Single out the lines that include the word "worry". Copy them.

--- START Stored rows ---

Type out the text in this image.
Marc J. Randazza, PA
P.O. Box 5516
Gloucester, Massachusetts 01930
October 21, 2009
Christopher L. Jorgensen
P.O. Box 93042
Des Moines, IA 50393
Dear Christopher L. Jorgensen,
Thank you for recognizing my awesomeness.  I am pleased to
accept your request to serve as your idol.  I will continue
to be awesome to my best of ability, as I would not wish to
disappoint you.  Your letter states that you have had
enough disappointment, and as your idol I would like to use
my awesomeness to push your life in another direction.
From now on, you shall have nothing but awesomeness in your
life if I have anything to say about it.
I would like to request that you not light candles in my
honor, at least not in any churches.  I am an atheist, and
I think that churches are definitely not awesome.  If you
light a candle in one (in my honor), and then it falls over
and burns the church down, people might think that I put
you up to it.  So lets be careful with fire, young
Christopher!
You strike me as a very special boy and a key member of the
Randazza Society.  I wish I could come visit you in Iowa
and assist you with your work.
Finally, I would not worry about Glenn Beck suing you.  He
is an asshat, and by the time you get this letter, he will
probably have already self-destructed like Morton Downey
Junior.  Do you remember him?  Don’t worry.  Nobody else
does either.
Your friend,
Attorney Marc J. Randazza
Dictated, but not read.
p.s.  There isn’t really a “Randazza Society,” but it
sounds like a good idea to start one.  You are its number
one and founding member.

--- END Stored rows ---

*In response*
Finally, I would not worry about Glenn Beck suing you.  He
Junior.  Do you remember him?  Don’t worry.  Nobody else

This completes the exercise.